"""

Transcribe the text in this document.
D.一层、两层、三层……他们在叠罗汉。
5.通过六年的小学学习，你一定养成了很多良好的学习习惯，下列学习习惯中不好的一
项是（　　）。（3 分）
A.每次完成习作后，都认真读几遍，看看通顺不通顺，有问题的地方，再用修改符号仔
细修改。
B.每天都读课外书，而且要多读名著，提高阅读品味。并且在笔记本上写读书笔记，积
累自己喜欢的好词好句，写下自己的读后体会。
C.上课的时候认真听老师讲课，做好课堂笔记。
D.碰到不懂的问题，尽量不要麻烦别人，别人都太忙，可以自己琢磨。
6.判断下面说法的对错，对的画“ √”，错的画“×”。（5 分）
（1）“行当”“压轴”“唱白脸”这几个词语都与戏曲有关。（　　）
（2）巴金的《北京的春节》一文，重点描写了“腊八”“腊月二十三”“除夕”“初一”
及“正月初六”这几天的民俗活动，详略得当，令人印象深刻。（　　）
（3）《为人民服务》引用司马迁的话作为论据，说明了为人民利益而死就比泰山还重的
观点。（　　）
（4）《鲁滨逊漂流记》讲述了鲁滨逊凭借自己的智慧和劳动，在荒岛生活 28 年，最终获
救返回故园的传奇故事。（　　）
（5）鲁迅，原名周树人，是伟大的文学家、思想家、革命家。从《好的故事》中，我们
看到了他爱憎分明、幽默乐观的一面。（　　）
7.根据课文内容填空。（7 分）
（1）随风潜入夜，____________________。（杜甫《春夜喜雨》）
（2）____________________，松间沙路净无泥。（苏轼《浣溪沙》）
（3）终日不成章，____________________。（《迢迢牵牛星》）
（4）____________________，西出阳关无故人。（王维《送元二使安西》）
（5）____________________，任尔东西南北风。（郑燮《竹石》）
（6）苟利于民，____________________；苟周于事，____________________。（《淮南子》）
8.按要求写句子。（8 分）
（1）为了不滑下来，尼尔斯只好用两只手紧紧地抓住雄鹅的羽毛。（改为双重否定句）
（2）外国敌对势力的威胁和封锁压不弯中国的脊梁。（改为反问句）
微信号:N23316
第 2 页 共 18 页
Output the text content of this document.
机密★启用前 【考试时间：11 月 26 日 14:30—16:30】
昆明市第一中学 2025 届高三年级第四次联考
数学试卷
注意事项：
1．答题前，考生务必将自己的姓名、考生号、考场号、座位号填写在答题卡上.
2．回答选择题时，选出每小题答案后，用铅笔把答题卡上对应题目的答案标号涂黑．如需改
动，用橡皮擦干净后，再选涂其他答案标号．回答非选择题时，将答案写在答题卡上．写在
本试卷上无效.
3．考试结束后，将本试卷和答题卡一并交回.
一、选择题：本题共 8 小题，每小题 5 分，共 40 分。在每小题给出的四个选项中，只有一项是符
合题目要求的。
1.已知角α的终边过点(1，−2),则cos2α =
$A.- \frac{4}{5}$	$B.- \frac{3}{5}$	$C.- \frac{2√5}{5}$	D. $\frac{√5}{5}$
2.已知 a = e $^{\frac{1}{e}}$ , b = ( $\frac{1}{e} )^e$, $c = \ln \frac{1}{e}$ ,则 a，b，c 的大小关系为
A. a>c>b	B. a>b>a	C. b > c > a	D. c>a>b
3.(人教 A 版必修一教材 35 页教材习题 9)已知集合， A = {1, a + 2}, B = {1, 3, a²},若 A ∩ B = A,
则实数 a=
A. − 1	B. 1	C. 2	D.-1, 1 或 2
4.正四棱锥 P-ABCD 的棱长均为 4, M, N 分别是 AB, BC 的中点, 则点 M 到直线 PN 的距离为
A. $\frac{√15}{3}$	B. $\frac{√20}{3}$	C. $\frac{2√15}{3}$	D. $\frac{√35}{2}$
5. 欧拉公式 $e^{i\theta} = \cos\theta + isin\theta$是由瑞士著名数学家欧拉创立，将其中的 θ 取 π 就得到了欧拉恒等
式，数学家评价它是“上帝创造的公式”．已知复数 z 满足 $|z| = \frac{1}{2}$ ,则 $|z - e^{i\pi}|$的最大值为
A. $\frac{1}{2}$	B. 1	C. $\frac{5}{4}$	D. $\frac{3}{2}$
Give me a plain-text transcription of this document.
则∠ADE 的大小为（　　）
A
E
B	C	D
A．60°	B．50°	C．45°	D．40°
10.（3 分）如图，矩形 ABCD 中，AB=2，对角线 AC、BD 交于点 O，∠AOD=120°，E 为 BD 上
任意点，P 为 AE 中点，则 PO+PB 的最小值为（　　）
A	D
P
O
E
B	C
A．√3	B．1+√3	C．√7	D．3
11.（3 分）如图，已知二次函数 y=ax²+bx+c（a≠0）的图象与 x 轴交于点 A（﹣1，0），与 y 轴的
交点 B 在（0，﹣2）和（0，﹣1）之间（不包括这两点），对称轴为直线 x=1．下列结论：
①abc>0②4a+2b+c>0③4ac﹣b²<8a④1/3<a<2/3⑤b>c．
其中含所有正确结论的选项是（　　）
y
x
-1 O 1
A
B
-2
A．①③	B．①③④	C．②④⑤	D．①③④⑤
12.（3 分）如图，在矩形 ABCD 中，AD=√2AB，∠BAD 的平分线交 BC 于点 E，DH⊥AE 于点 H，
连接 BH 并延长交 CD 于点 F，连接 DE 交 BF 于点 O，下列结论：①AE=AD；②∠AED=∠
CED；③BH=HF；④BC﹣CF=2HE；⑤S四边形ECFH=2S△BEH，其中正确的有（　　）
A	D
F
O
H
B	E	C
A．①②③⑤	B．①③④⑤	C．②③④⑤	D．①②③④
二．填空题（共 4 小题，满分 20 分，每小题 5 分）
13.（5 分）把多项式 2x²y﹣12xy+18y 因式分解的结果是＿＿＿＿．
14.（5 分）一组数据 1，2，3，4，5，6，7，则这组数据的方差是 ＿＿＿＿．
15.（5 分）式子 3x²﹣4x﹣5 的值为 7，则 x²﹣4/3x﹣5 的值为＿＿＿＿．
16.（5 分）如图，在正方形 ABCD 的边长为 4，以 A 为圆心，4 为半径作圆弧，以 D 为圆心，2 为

"""

Set exercise:
Write the entire listing out again, word for word.

Expected output:
Transcribe the text in this document.
D.一层、两层、三层……他们在叠罗汉。
5.通过六年的小学学习，你一定养成了很多良好的学习习惯，下列学习习惯中不好的一
项是（　　）。（3 分）
A.每次完成习作后，都认真读几遍，看看通顺不通顺，有问题的地方，再用修改符号仔
细修改。
B.每天都读课外书，而且要多读名著，提高阅读品味。并且在笔记本上写读书笔记，积
累自己喜欢的好词好句，写下自己的读后体会。
C.上课的时候认真听老师讲课，做好课堂笔记。
D.碰到不懂的问题，尽量不要麻烦别人，别人都太忙，可以自己琢磨。
6.判断下面说法的对错，对的画“ √”，错的画“×”。（5 分）
（1）“行当”“压轴”“唱白脸”这几个词语都与戏曲有关。（　　）
（2）巴金的《北京的春节》一文，重点描写了“腊八”“腊月二十三”“除夕”“初一”
及“正月初六”这几天的民俗活动，详略得当，令人印象深刻。（　　）
（3）《为人民服务》引用司马迁的话作为论据，说明了为人民利益而死就比泰山还重的
观点。（　　）
（4）《鲁滨逊漂流记》讲述了鲁滨逊凭借自己的智慧和劳动，在荒岛生活 28 年，最终获
救返回故园的传奇故事。（　　）
（5）鲁迅，原名周树人，是伟大的文学家、思想家、革命家。从《好的故事》中，我们
看到了他爱憎分明、幽默乐观的一面。（　　）
7.根据课文内容填空。（7 分）
（1）随风潜入夜，____________________。（杜甫《春夜喜雨》）
（2）____________________，松间沙路净无泥。（苏轼《浣溪沙》）
（3）终日不成章，____________________。（《迢迢牵牛星》）
（4）____________________，西出阳关无故人。（王维《送元二使安西》）
（5）____________________，任尔东西南北风。（郑燮《竹石》）
（6）苟利于民，____________________；苟周于事，____________________。（《淮南子》）
8.按要求写句子。（8 分）
（1）为了不滑下来，尼尔斯只好用两只手紧紧地抓住雄鹅的羽毛。（改为双重否定句）
（2）外国敌对势力的威胁和封锁压不弯中国的脊梁。（改为反问句）
微信号:N23316
第 2 页 共 18 页
Output the text content of this document.
机密★启用前 【考试时间：11 月 26 日 14:30—16:30】
昆明市第一中学 2025 届高三年级第四次联考
数学试卷
注意事项：
1．答题前，考生务必将自己的姓名、考生号、考场号、座位号填写在答题卡上.
2．回答选择题时，选出每小题答案后，用铅笔把答题卡上对应题目的答案标号涂黑．如需改
动，用橡皮擦干净后，再选涂其他答案标号．回答非选择题时，将答案写在答题卡上．写在
本试卷上无效.
3．考试结束后，将本试卷和答题卡一并交回.
一、选择题：本题共 8 小题，每小题 5 分，共 40 分。在每小题给出的四个选项中，只有一项是符
合题目要求的。
1.已知角α的终边过点(1，−2),则cos2α =
$A.- \frac{4}{5}$	$B.- \frac{3}{5}$	$C.- \frac{2√5}{5}$	D. $\frac{√5}{5}$
2.已知 a = e $^{\frac{1}{e}}$ , b = ( $\frac{1}{e} )^e$, $c = \ln \frac{1}{e}$ ,则 a，b，c 的大小关系为
A. a>c>b	B. a>b>a	C. b > c > a	D. c>a>b
3.(人教 A 版必修一教材 35 页教材习题 9)已知集合， A = {1, a + 2}, B = {1, 3, a²},若 A ∩ B = A,
则实数 a=
A. − 1	B. 1	C. 2	D.-1, 1 或 2
4.正四棱锥 P-ABCD 的棱长均为 4, M, N 分别是 AB, BC 的中点, 则点 M 到直线 PN 的距离为
A. $\frac{√15}{3}$	B. $\frac{√20}{3}$	C. $\frac{2√15}{3}$	D. $\frac{√35}{2}$
5. 欧拉公式 $e^{i\theta} = \cos\theta + isin\theta$是由瑞士著名数学家欧拉创立，将其中的 θ 取 π 就得到了欧拉恒等
式，数学家评价它是“上帝创造的公式”．已知复数 z 满足 $|z| = \frac{1}{2}$ ,则 $|z - e^{i\pi}|$的最大值为
A. $\frac{1}{2}$	B. 1	C. $\frac{5}{4}$	D. $\frac{3}{2}$
Give me a plain-text transcription of this document.
则∠ADE 的大小为（　　）
A
E
B	C	D
A．60°	B．50°	C．45°	D．40°
10.（3 分）如图，矩形 ABCD 中，AB=2，对角线 AC、BD 交于点 O，∠AOD=120°，E 为 BD 上
任意点，P 为 AE 中点，则 PO+PB 的最小值为（　　）
A	D
P
O
E
B	C
A．√3	B．1+√3	C．√7	D．3
11.（3 分）如图，已知二次函数 y=ax²+bx+c（a≠0）的图象与 x 轴交于点 A（﹣1，0），与 y 轴的
交点 B 在（0，﹣2）和（0，﹣1）之间（不包括这两点），对称轴为直线 x=1．下列结论：
①abc>0②4a+2b+c>0③4ac﹣b²<8a④1/3<a<2/3⑤b>c．
其中含所有正确结论的选项是（　　）
y
x
-1 O 1
A
B
-2
A．①③	B．①③④	C．②④⑤	D．①③④⑤
12.（3 分）如图，在矩形 ABCD 中，AD=√2AB，∠BAD 的平分线交 BC 于点 E，DH⊥AE 于点 H，
连接 BH 并延长交 CD 于点 F，连接 DE 交 BF 于点 O，下列结论：①AE=AD；②∠AED=∠
CED；③BH=HF；④BC﹣CF=2HE；⑤S四边形ECFH=2S△BEH，其中正确的有（　　）
A	D
F
O
H
B	E	C
A．①②③⑤	B．①③④⑤	C．②③④⑤	D．①②③④
二．填空题（共 4 小题，满分 20 分，每小题 5 分）
13.（5 分）把多项式 2x²y﹣12xy+18y 因式分解的结果是＿＿＿＿．
14.（5 分）一组数据 1，2，3，4，5，6，7，则这组数据的方差是 ＿＿＿＿．
15.（5 分）式子 3x²﹣4x﹣5 的值为 7，则 x²﹣4/3x﹣5 的值为＿＿＿＿．
16.（5 分）如图，在正方形 ABCD 的边长为 4，以 A 为圆心，4 为半径作圆弧，以 D 为圆心，2 为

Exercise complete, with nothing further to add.